• Dataset listings of figures:
# # # # #

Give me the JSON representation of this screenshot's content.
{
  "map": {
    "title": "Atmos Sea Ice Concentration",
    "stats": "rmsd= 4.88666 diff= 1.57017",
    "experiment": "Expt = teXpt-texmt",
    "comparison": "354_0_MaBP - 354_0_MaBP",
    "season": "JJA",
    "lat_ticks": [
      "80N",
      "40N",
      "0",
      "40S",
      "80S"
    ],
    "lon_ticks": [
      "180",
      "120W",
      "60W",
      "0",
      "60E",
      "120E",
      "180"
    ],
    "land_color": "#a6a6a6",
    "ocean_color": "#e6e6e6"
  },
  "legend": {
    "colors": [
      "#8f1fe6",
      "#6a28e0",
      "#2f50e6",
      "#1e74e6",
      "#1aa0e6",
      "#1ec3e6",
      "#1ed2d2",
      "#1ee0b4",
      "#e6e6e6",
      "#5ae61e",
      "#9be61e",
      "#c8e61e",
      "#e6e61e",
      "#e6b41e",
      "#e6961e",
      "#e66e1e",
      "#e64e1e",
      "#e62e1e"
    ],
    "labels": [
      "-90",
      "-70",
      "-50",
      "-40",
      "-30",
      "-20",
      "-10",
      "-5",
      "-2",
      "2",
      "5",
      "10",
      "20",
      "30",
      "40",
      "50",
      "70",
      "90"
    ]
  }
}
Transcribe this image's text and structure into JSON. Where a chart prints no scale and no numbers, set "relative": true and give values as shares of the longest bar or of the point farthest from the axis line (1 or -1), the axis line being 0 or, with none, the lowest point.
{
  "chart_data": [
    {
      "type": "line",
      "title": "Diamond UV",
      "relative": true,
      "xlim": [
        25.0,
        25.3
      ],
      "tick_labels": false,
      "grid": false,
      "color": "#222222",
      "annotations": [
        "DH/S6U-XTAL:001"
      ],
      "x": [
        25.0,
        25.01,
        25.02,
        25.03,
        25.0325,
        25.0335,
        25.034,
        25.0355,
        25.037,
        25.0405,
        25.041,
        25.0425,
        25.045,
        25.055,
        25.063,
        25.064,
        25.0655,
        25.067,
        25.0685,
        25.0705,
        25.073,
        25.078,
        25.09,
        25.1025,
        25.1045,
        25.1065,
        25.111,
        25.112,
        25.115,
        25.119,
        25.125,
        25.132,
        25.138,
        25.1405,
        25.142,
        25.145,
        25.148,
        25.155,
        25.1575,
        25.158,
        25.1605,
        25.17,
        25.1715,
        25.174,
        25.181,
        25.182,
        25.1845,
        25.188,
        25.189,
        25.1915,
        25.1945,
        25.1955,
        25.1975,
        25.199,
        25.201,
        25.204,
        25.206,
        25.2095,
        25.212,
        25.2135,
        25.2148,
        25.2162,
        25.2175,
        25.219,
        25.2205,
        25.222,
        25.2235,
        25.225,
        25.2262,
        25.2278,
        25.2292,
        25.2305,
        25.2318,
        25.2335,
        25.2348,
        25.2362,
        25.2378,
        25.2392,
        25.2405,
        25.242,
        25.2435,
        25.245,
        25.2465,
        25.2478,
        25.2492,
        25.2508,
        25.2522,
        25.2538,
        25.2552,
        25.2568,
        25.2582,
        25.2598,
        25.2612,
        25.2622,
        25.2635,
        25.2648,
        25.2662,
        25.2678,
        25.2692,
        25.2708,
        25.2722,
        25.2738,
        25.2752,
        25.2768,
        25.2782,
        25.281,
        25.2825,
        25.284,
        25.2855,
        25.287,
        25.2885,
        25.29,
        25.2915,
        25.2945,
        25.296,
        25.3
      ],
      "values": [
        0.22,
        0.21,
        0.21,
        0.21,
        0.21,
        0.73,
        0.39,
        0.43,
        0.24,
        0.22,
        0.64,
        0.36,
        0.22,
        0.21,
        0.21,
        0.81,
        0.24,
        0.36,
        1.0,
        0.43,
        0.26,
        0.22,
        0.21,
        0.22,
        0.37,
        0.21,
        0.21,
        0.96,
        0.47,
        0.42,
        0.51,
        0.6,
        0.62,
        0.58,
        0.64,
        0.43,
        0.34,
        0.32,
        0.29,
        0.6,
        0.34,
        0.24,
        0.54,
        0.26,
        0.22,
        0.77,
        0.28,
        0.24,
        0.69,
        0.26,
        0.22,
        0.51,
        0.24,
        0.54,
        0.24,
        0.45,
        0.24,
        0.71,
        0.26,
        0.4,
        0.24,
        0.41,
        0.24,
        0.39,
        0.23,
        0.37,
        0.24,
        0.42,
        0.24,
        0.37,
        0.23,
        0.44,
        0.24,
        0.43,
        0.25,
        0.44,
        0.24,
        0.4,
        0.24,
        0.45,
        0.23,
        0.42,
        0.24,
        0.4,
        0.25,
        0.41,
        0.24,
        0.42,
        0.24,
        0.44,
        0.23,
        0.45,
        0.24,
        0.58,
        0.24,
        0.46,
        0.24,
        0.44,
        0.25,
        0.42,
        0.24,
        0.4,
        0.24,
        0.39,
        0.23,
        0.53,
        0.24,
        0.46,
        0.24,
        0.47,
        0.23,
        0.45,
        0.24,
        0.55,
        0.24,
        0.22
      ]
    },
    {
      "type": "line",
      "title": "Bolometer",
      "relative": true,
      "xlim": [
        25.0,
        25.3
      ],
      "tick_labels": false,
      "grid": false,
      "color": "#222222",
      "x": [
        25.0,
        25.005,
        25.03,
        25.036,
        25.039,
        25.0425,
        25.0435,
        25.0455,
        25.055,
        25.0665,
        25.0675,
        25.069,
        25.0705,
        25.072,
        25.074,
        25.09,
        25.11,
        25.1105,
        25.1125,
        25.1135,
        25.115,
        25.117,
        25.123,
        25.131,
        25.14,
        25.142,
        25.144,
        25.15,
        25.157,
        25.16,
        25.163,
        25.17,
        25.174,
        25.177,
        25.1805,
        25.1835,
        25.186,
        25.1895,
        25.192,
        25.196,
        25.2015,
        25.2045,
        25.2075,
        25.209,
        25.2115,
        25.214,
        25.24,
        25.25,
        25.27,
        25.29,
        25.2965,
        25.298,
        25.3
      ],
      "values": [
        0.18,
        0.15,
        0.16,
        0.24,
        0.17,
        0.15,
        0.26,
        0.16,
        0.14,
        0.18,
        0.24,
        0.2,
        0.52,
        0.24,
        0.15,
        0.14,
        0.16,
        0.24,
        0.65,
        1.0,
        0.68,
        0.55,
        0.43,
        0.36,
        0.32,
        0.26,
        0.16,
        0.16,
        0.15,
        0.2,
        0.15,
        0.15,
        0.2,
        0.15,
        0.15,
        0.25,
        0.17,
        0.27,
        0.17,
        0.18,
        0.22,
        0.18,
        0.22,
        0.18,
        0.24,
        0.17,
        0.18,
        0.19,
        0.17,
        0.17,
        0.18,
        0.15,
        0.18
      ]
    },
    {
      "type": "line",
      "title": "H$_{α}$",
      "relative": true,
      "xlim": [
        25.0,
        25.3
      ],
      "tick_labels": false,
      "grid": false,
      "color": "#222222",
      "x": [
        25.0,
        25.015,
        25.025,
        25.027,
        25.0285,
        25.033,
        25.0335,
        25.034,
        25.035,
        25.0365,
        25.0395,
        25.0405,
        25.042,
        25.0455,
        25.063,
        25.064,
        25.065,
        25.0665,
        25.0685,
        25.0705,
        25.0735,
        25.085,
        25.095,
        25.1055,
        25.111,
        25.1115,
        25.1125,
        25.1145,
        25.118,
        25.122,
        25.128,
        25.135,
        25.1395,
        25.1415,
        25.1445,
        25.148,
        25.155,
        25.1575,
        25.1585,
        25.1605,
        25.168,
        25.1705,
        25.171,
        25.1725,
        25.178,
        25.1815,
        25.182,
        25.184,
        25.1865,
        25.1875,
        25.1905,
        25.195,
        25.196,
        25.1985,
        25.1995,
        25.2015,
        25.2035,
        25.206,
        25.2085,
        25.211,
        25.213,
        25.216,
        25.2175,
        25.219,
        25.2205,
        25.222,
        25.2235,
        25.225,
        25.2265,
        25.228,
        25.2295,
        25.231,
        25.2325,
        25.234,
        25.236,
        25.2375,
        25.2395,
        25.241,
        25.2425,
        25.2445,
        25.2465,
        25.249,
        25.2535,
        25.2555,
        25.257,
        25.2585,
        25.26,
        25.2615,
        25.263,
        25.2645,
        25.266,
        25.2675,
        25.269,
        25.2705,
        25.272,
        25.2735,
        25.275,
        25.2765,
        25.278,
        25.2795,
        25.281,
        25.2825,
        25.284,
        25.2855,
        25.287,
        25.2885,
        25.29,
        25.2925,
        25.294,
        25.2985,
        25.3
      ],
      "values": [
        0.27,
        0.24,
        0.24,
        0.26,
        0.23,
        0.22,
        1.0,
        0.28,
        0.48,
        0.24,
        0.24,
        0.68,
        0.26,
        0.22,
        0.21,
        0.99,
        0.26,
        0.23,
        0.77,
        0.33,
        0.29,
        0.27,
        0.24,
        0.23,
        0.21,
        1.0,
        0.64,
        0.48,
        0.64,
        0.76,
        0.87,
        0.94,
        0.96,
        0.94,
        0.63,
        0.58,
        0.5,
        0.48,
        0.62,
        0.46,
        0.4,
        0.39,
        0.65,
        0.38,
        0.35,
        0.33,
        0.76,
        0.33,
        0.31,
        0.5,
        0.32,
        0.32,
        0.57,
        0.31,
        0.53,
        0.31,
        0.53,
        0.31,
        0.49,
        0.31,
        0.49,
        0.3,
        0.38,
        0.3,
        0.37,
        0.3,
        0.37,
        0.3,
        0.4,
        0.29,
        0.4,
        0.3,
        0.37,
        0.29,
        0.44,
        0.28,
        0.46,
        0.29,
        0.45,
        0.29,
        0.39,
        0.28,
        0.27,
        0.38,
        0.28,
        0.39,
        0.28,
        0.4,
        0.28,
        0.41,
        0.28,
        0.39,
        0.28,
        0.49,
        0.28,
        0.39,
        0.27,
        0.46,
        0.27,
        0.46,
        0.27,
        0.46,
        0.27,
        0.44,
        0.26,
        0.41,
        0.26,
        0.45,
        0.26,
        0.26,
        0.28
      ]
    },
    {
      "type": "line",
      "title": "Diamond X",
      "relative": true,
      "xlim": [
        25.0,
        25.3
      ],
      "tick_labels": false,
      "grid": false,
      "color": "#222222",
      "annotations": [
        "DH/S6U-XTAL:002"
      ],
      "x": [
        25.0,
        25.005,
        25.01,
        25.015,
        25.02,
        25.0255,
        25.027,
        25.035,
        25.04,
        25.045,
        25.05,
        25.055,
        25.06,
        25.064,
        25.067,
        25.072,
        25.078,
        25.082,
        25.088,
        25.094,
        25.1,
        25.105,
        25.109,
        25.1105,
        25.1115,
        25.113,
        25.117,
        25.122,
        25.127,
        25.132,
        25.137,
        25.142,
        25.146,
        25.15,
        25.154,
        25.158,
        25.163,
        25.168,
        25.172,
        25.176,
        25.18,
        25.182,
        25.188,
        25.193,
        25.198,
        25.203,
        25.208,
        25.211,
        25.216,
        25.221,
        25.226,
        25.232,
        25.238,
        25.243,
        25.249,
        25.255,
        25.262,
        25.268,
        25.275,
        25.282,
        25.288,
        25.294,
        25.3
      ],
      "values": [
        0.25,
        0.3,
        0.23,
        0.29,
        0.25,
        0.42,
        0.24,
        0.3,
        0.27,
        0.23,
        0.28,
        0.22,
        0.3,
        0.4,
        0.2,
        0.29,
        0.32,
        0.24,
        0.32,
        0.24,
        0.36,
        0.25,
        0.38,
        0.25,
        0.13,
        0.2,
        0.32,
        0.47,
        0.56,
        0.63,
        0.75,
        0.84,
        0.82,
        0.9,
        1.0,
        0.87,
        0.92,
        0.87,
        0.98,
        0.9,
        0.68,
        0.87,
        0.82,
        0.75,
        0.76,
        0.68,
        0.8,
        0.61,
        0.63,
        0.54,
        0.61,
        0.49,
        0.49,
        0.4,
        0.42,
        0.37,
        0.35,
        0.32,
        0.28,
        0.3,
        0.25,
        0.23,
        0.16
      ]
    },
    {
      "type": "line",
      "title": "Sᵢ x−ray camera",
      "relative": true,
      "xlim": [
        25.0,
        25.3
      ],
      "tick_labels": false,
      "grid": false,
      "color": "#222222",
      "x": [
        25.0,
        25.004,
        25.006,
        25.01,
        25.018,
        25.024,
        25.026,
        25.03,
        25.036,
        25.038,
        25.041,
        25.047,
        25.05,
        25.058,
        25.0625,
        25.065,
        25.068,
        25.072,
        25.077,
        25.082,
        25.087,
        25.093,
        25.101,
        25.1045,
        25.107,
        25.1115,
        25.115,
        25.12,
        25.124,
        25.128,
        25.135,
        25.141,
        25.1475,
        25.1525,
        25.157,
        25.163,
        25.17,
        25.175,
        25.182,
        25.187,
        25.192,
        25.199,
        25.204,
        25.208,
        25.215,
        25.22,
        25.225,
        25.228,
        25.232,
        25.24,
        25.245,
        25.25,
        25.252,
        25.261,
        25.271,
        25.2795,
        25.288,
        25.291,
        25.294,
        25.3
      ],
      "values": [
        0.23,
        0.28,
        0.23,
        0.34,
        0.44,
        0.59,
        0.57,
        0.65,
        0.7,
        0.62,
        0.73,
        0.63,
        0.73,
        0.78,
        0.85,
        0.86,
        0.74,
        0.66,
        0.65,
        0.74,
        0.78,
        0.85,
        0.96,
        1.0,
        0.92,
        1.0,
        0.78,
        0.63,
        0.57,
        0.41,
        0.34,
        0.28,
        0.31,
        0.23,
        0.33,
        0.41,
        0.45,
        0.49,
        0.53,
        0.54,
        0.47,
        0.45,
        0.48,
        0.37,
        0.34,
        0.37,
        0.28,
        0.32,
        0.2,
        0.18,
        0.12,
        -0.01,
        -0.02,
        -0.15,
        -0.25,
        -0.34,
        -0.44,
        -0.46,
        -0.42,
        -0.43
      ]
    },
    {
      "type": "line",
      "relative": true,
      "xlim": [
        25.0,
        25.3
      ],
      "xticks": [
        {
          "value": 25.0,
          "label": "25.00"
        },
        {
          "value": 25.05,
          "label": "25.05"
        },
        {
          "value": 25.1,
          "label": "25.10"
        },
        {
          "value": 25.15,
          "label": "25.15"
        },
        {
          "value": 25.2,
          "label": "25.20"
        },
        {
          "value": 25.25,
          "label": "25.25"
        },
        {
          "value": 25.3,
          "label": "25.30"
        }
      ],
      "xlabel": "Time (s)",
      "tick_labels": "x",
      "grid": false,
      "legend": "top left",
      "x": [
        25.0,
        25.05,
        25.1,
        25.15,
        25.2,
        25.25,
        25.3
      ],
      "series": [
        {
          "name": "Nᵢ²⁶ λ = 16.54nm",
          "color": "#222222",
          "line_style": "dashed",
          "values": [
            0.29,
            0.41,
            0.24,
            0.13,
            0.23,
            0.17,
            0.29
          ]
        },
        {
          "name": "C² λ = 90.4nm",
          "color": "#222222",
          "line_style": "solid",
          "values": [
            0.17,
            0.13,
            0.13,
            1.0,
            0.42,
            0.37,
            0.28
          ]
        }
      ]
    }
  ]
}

# # # # #

• REQUIRED TASK: Lines containing the word "JSON" are to be counted in the listing; state their number alone.

• OUTPUT OF THE EXERCISE: 2